## Task requirements
Print each line of the listing once more, precisely as given.

## Provided records

════════════════

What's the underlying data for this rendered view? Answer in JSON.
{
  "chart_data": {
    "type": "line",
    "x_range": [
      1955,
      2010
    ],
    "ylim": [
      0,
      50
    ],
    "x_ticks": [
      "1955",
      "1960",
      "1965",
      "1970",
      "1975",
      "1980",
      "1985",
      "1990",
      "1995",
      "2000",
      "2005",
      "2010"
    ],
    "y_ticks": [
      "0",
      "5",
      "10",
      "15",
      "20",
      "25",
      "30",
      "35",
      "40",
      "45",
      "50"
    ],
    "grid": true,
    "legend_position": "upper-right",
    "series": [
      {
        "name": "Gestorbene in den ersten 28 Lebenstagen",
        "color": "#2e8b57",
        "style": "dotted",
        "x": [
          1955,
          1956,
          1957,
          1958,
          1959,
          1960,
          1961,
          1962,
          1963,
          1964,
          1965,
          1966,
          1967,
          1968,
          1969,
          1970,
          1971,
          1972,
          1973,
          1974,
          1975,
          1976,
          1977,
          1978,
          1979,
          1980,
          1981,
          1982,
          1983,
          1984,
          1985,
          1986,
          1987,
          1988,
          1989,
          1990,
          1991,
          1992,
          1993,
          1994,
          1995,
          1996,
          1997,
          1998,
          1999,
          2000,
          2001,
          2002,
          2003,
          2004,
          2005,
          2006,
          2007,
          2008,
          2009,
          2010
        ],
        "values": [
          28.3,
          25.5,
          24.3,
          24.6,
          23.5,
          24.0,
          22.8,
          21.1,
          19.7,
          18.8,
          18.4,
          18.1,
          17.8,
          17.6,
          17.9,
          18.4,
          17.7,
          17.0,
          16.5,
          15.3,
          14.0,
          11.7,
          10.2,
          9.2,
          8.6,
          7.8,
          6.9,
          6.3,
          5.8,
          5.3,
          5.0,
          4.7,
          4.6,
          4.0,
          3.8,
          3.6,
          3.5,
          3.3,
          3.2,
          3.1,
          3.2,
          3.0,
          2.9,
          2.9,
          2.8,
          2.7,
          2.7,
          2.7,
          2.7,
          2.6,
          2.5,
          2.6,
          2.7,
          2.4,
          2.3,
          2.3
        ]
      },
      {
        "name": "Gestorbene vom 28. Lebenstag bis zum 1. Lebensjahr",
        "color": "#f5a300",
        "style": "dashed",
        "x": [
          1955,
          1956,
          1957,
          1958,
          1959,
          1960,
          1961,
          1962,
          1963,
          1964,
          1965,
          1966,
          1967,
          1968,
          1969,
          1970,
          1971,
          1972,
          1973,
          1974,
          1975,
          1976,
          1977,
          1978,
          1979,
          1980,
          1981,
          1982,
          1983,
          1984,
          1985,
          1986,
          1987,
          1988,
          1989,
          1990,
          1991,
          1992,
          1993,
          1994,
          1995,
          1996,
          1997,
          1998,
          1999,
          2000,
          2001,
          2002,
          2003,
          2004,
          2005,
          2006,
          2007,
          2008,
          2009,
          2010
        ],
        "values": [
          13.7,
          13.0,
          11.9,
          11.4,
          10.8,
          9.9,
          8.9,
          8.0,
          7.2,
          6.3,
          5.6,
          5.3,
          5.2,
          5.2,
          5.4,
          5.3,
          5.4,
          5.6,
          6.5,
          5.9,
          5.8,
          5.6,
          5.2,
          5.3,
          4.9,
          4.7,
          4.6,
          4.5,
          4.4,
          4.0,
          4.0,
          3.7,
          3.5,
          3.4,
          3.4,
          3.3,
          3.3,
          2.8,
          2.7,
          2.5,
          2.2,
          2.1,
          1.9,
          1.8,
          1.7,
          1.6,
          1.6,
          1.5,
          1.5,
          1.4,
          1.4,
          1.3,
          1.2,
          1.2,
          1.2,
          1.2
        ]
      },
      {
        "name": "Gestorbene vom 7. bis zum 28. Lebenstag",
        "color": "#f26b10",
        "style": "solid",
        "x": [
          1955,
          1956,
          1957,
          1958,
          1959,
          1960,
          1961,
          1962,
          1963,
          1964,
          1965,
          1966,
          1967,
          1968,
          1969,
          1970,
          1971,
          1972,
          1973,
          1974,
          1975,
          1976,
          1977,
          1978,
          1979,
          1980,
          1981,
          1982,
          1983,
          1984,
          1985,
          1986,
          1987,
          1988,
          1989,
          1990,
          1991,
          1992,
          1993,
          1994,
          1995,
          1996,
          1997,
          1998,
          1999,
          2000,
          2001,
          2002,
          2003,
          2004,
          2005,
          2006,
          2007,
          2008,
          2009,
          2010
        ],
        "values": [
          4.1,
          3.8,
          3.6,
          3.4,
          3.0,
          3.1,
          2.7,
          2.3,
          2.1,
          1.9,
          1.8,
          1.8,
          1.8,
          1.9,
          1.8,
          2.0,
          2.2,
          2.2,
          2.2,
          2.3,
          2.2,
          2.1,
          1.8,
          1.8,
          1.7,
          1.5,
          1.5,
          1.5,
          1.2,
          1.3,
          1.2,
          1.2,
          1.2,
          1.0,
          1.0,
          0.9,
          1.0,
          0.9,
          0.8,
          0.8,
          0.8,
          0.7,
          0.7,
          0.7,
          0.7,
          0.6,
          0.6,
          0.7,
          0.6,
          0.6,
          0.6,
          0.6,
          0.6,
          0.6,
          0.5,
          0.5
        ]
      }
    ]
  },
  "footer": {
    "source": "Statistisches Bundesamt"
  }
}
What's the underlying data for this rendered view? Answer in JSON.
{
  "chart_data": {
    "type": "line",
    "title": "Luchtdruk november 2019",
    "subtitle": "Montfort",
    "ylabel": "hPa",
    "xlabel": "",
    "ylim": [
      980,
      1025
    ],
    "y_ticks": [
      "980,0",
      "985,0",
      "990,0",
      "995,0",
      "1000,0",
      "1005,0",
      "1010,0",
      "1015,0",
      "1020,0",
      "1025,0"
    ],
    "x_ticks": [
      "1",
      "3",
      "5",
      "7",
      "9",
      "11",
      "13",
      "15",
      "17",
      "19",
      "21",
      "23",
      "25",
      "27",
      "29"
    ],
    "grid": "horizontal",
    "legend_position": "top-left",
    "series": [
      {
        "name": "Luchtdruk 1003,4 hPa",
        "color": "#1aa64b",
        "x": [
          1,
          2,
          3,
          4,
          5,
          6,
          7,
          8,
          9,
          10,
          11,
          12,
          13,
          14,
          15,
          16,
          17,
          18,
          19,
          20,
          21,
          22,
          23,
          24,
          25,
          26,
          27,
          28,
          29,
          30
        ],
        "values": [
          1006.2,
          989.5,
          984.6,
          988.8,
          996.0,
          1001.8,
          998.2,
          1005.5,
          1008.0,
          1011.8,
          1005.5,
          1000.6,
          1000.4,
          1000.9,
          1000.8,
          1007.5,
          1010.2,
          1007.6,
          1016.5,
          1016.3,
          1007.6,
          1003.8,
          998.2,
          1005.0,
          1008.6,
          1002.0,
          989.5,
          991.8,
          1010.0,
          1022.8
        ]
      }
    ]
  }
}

════════════════

## Task answer
What's the underlying data for this rendered view? Answer in JSON.
{
  "chart_data": {
    "type": "line",
    "x_range": [
      1955,
      2010
    ],
    "ylim": [
      0,
      50
    ],
    "x_ticks": [
      "1955",
      "1960",
      "1965",
      "1970",
      "1975",
      "1980",
      "1985",
      "1990",
      "1995",
      "2000",
      "2005",
      "2010"
    ],
    "y_ticks": [
      "0",
      "5",
      "10",
      "15",
      "20",
      "25",
      "30",
      "35",
      "40",
      "45",
      "50"
    ],
    "grid": true,
    "legend_position": "upper-right",
    "series": [
      {
        "name": "Gestorbene in den ersten 28 Lebenstagen",
        "color": "#2e8b57",
        "style": "dotted",
        "x": [
          1955,
          1956,
          1957,
          1958,
          1959,
          1960,
          1961,
          1962,
          1963,
          1964,
          1965,
          1966,
          1967,
          1968,
          1969,
          1970,
          1971,
          1972,
          1973,
          1974,
          1975,
          1976,
          1977,
          1978,
          1979,
          1980,
          1981,
          1982,
          1983,
          1984,
          1985,
          1986,
          1987,
          1988,
          1989,
          1990,
          1991,
          1992,
          1993,
          1994,
          1995,
          1996,
          1997,
          1998,
          1999,
          2000,
          2001,
          2002,
          2003,
          2004,
          2005,
          2006,
          2007,
          2008,
          2009,
          2010
        ],
        "values": [
          28.3,
          25.5,
          24.3,
          24.6,
          23.5,
          24.0,
          22.8,
          21.1,
          19.7,
          18.8,
          18.4,
          18.1,
          17.8,
          17.6,
          17.9,
          18.4,
          17.7,
          17.0,
          16.5,
          15.3,
          14.0,
          11.7,
          10.2,
          9.2,
          8.6,
          7.8,
          6.9,
          6.3,
          5.8,
          5.3,
          5.0,
          4.7,
          4.6,
          4.0,
          3.8,
          3.6,
          3.5,
          3.3,
          3.2,
          3.1,
          3.2,
          3.0,
          2.9,
          2.9,
          2.8,
          2.7,
          2.7,
          2.7,
          2.7,
          2.6,
          2.5,
          2.6,
          2.7,
          2.4,
          2.3,
          2.3
        ]
      },
      {
        "name": "Gestorbene vom 28. Lebenstag bis zum 1. Lebensjahr",
        "color": "#f5a300",
        "style": "dashed",
        "x": [
          1955,
          1956,
          1957,
          1958,
          1959,
          1960,
          1961,
          1962,
          1963,
          1964,
          1965,
          1966,
          1967,
          1968,
          1969,
          1970,
          1971,
          1972,
          1973,
          1974,
          1975,
          1976,
          1977,
          1978,
          1979,
          1980,
          1981,
          1982,
          1983,
          1984,
          1985,
          1986,
          1987,
          1988,
          1989,
          1990,
          1991,
          1992,
          1993,
          1994,
          1995,
          1996,
          1997,
          1998,
          1999,
          2000,
          2001,
          2002,
          2003,
          2004,
          2005,
          2006,
          2007,
          2008,
          2009,
          2010
        ],
        "values": [
          13.7,
          13.0,
          11.9,
          11.4,
          10.8,
          9.9,
          8.9,
          8.0,
          7.2,
          6.3,
          5.6,
          5.3,
          5.2,
          5.2,
          5.4,
          5.3,
          5.4,
          5.6,
          6.5,
          5.9,
          5.8,
          5.6,
          5.2,
          5.3,
          4.9,
          4.7,
          4.6,
          4.5,
          4.4,
          4.0,
          4.0,
          3.7,
          3.5,
          3.4,
          3.4,
          3.3,
          3.3,
          2.8,
          2.7,
          2.5,
          2.2,
          2.1,
          1.9,
          1.8,
          1.7,
          1.6,
          1.6,
          1.5,
          1.5,
          1.4,
          1.4,
          1.3,
          1.2,
          1.2,
          1.2,
          1.2
        ]
      },
      {
        "name": "Gestorbene vom 7. bis zum 28. Lebenstag",
        "color": "#f26b10",
        "style": "solid",
        "x": [
          1955,
          1956,
          1957,
          1958,
          1959,
          1960,
          1961,
          1962,
          1963,
          1964,
          1965,
          1966,
          1967,
          1968,
          1969,
          1970,
          1971,
          1972,
          1973,
          1974,
          1975,
          1976,
          1977,
          1978,
          1979,
          1980,
          1981,
          1982,
          1983,
          1984,
          1985,
          1986,
          1987,
          1988,
          1989,
          1990,
          1991,
          1992,
          1993,
          1994,
          1995,
          1996,
          1997,
          1998,
          1999,
          2000,
          2001,
          2002,
          2003,
          2004,
          2005,
          2006,
          2007,
          2008,
          2009,
          2010
        ],
        "values": [
          4.1,
          3.8,
          3.6,
          3.4,
          3.0,
          3.1,
          2.7,
          2.3,
          2.1,
          1.9,
          1.8,
          1.8,
          1.8,
          1.9,
          1.8,
          2.0,
          2.2,
          2.2,
          2.2,
          2.3,
          2.2,
          2.1,
          1.8,
          1.8,
          1.7,
          1.5,
          1.5,
          1.5,
          1.2,
          1.3,
          1.2,
          1.2,
          1.2,
          1.0,
          1.0,
          0.9,
          1.0,
          0.9,
          0.8,
          0.8,
          0.8,
          0.7,
          0.7,
          0.7,
          0.7,
          0.6,
          0.6,
          0.7,
          0.6,
          0.6,
          0.6,
          0.6,
          0.6,
          0.6,
          0.5,
          0.5
        ]
      }
    ]
  },
  "footer": {
    "source": "Statistisches Bundesamt"
  }
}
What's the underlying data for this rendered view? Answer in JSON.
{
  "chart_data": {
    "type": "line",
    "title": "Luchtdruk november 2019",
    "subtitle": "Montfort",
    "ylabel": "hPa",
    "xlabel": "",
    "ylim": [
      980,
      1025
    ],
    "y_ticks": [
      "980,0",
      "985,0",
      "990,0",
      "995,0",
      "1000,0",
      "1005,0",
      "1010,0",
      "1015,0",
      "1020,0",
      "1025,0"
    ],
    "x_ticks": [
      "1",
      "3",
      "5",
      "7",
      "9",
      "11",
      "13",
      "15",
      "17",
      "19",
      "21",
      "23",
      "25",
      "27",
      "29"
    ],
    "grid": "horizontal",
    "legend_position": "top-left",
    "series": [
      {
        "name": "Luchtdruk 1003,4 hPa",
        "color": "#1aa64b",
        "x": [
          1,
          2,
          3,
          4,
          5,
          6,
          7,
          8,
          9,
          10,
          11,
          12,
          13,
          14,
          15,
          16,
          17,
          18,
          19,
          20,
          21,
          22,
          23,
          24,
          25,
          26,
          27,
          28,
          29,
          30
        ],
        "values": [
          1006.2,
          989.5,
          984.6,
          988.8,
          996.0,
          1001.8,
          998.2,
          1005.5,
          1008.0,
          1011.8,
          1005.5,
          1000.6,
          1000.4,
          1000.9,
          1000.8,
          1007.5,
          1010.2,
          1007.6,
          1016.5,
          1016.3,
          1007.6,
          1003.8,
          998.2,
          1005.0,
          1008.6,
          1002.0,
          989.5,
          991.8,
          1010.0,
          1022.8
        ]
      }
    ]
  }
}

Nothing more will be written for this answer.